(Data entries for graphics)

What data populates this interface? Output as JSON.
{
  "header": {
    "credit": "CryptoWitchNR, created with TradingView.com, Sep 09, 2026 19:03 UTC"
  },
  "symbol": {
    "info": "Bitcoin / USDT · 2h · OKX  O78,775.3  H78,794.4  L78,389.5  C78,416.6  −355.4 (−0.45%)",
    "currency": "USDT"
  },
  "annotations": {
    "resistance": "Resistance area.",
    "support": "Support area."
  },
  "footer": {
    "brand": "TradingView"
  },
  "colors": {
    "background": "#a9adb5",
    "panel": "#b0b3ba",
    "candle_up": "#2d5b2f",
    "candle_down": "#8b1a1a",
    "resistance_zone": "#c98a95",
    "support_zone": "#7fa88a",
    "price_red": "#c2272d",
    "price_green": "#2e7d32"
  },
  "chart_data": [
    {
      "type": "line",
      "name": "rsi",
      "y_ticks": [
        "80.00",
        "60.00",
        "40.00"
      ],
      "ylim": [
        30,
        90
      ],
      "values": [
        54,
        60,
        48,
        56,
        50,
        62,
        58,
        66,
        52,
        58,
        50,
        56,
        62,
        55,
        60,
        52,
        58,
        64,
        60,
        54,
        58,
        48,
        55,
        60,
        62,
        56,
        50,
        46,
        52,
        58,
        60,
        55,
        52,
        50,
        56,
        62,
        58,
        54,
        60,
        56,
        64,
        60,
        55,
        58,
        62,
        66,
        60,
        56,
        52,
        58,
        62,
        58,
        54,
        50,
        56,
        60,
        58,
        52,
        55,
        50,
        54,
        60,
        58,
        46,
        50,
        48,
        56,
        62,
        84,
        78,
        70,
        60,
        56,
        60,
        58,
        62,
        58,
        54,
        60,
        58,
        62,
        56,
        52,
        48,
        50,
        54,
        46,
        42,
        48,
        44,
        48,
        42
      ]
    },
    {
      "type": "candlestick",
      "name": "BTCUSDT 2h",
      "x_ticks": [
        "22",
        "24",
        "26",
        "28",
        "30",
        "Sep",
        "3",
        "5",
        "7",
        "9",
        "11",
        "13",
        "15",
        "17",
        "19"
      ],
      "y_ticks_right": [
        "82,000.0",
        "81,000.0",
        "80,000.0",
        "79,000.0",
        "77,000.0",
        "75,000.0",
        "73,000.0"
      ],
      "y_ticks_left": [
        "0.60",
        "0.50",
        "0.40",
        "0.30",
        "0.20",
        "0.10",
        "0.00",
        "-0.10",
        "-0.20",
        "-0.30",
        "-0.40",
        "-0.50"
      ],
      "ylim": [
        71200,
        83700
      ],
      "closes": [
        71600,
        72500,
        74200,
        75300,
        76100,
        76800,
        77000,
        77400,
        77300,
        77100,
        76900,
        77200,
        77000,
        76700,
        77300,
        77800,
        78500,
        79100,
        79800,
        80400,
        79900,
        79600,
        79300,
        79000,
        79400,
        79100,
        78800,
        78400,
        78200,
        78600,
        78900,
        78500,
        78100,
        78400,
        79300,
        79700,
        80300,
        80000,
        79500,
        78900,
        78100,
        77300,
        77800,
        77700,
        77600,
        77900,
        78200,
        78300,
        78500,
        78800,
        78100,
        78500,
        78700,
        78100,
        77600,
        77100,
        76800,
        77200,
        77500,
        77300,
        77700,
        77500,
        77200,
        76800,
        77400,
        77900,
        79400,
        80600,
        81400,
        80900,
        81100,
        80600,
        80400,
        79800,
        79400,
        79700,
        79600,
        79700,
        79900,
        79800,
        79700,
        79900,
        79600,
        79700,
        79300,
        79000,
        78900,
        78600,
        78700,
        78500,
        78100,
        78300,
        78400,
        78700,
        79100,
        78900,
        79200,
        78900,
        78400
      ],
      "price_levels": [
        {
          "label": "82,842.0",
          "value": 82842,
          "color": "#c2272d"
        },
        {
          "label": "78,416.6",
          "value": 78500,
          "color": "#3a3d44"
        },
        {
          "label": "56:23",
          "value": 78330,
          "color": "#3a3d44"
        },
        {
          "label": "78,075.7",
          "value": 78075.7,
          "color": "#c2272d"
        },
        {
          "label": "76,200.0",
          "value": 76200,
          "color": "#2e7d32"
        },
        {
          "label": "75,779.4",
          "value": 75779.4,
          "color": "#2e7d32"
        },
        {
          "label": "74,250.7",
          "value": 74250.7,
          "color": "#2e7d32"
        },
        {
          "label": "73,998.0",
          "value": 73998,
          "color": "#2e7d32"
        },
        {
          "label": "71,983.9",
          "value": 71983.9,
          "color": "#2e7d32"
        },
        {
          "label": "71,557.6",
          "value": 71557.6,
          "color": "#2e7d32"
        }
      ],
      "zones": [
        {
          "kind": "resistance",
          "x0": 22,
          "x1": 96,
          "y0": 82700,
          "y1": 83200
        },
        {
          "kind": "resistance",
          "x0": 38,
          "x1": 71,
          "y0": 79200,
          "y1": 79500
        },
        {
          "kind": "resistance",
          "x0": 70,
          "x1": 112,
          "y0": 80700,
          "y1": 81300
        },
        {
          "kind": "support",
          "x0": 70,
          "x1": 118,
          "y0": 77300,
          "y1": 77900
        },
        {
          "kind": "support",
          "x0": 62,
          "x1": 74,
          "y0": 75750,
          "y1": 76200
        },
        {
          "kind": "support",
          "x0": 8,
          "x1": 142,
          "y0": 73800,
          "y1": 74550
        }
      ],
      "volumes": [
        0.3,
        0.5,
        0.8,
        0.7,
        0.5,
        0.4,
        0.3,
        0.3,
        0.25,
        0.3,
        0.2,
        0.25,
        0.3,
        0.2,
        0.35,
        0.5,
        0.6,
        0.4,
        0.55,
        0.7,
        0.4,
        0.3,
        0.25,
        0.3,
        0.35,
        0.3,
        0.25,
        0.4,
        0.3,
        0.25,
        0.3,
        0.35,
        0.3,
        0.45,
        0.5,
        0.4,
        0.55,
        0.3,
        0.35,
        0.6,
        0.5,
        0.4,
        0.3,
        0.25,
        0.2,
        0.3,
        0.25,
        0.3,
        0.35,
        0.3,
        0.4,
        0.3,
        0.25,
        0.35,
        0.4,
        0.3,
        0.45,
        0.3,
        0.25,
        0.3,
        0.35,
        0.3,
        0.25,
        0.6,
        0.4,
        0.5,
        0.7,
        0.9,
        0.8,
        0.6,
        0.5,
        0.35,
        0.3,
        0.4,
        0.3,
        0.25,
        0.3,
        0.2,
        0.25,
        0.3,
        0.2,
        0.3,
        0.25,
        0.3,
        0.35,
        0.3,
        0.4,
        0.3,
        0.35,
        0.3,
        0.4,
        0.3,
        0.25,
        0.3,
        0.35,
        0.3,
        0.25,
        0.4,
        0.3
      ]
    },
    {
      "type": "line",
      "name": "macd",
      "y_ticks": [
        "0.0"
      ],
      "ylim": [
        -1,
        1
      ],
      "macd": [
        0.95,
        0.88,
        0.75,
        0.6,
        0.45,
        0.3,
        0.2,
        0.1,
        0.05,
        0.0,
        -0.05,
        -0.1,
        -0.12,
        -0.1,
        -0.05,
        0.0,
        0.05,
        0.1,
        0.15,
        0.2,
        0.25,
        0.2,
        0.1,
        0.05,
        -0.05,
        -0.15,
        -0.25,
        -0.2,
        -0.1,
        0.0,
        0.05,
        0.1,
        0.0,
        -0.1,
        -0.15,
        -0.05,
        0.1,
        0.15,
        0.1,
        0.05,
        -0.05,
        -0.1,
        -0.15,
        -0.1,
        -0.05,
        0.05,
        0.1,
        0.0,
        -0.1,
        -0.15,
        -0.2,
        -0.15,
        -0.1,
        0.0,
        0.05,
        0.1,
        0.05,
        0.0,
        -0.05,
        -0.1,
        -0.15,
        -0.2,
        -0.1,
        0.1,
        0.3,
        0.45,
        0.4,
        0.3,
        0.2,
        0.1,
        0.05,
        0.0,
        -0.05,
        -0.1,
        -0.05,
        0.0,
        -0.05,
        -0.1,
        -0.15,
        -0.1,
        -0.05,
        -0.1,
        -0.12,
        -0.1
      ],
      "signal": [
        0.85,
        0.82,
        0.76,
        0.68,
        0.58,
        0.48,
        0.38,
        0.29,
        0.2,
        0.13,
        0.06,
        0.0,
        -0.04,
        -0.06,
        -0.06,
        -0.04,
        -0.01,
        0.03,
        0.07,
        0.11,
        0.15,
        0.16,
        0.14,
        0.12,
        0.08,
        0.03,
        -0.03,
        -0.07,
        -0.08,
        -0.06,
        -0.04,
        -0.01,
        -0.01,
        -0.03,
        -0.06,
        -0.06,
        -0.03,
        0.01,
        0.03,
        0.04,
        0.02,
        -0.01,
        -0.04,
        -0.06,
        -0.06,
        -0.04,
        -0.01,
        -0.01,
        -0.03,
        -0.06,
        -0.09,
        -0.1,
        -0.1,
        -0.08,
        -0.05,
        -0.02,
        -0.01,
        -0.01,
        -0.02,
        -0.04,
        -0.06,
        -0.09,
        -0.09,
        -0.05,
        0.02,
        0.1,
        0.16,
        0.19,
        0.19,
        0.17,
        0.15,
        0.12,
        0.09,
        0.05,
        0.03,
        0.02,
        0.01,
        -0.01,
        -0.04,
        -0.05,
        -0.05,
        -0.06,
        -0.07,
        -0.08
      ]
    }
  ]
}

• STATED EXERCISE
Which lines contain the word "TradingView"? Copy each one.

• ANSWER FOR THE TASK
    "credit": "CryptoWitchNR, created with TradingView.com, Sep 09, 2026 19:03 UTC"
    "brand": "TradingView"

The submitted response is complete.